Collected data entries:
※
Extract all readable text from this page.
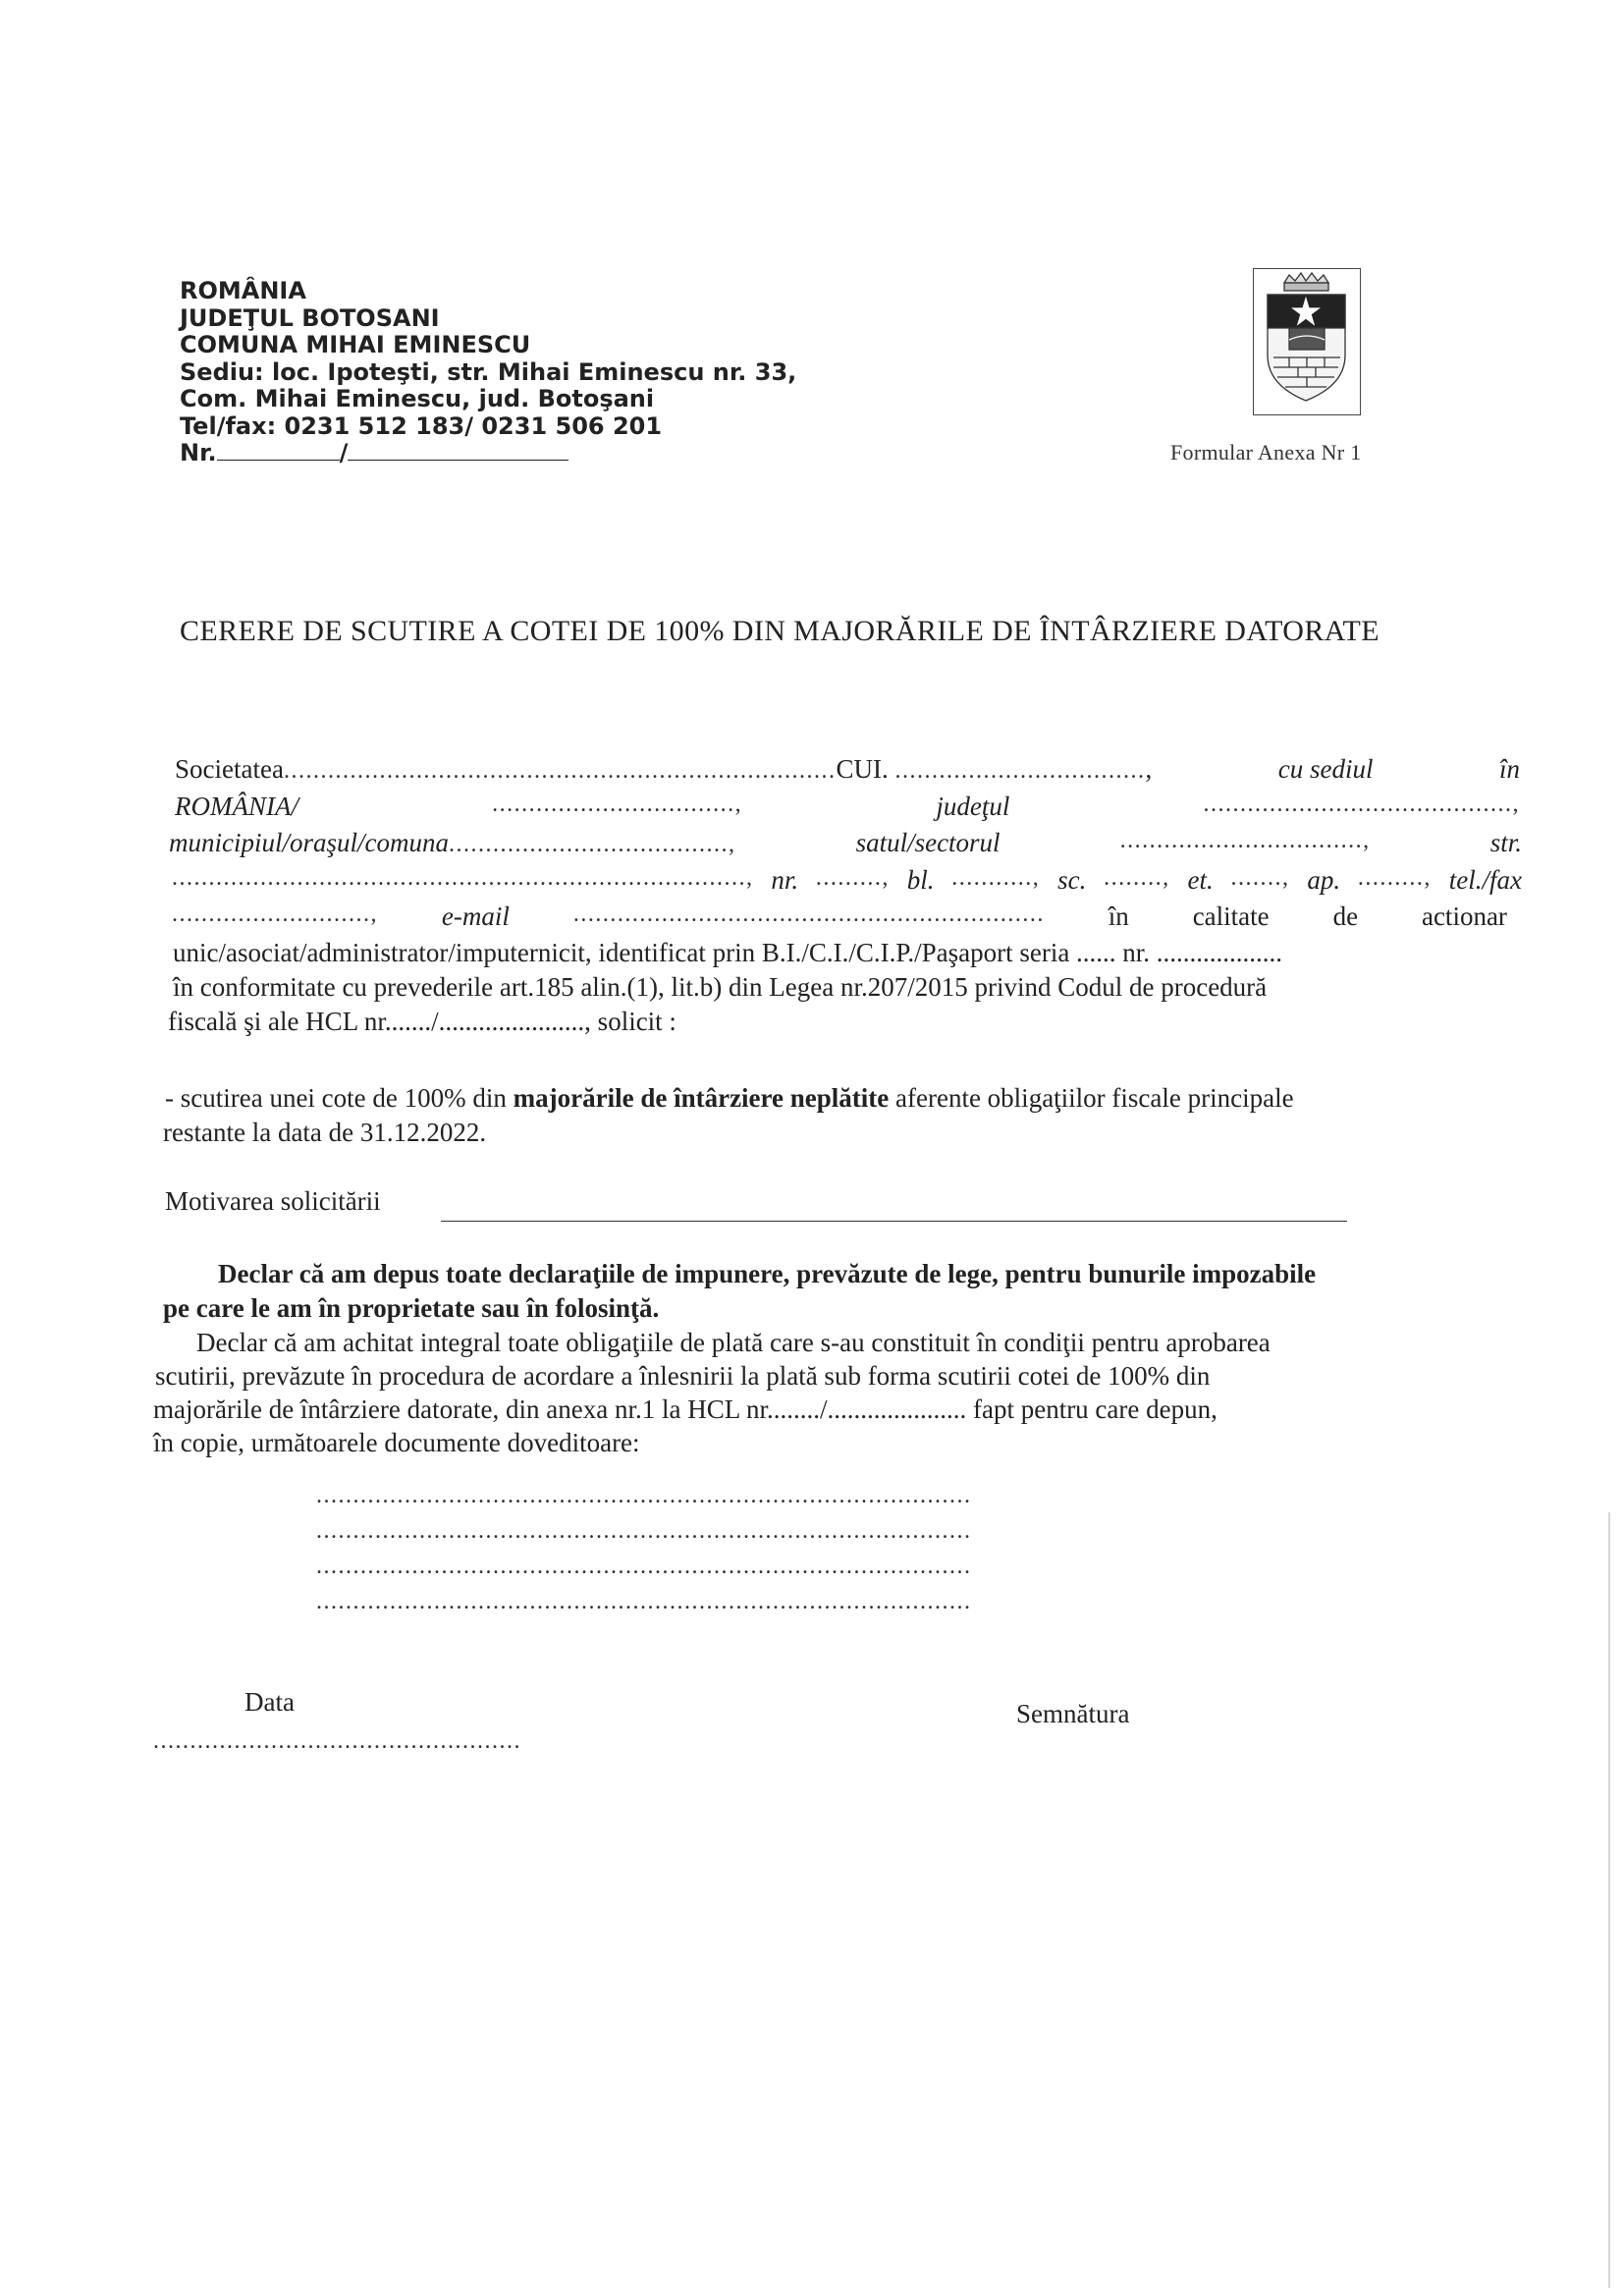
ROMÂNIA
JUDEŢUL BOTOSANI
COMUNA MIHAI EMINESCU
Sediu: loc. Ipoteşti, str. Mihai Eminescu nr. 33,
Com. Mihai Eminescu, jud. Botoşani
Tel/fax: 0231 512 183/ 0231 506 201
Nr.	/	Formular Anexa Nr 1
CERERE DE SCUTIRE A COTEI DE 100% DIN MAJORĂRILE DE ÎNTÂRZIERE DATORATE
Societatea...........................................................................CUI. ..................................,	cu sediul	în
ROMÂNIA/	.................................,	judeţul	..........................................,
municipiul/oraşul/comuna......................................,	satul/sectorul	.................................,	str.
.............................................................................., nr. ........., bl. ..........., sc. ........, et. ......., ap. ........., tel./fax
..........................., e-mail	................................................................ în calitate de actionar
unic/asociat/administrator/imputernicit, identificat prin B.I./C.I./C.I.P./Paşaport seria ...... nr. ...................
în conformitate cu prevederile art.185 alin.(1), lit.b) din Legea nr.207/2015 privind Codul de procedură
fiscală şi ale HCL nr......./......................, solicit :
- scutirea unei cote de 100% din majorările de întârziere neplătite aferente obligaţiilor fiscale principale
restante la data de 31.12.2022.
Motivarea solicitării
Declar că am depus toate declaraţiile de impunere, prevăzute de lege, pentru bunurile impozabile
pe care le am în proprietate sau în folosinţă.
Declar că am achitat integral toate obligaţiile de plată care s-au constituit în condiţii pentru aprobarea
scutirii, prevăzute în procedura de acordare a înlesnirii la plată sub forma scutirii cotei de 100% din
majorările de întârziere datorate, din anexa nr.1 la HCL nr......../..................... fapt pentru care depun,
în copie, următoarele documente doveditoare:
.........................................................................................
.........................................................................................
.........................................................................................
.........................................................................................
Data
..................................................
Semnătura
※
The request
Only lines that contain the word "pentru" are wanted; copy each of them.

Complete answer
Declar că am depus toate declaraţiile de impunere, prevăzute de lege, pentru bunurile impozabile
Declar că am achitat integral toate obligaţiile de plată care s-au constituit în condiţii pentru aprobarea
majorările de întârziere datorate, din anexa nr.1 la HCL nr......../..................... fapt pentru care depun,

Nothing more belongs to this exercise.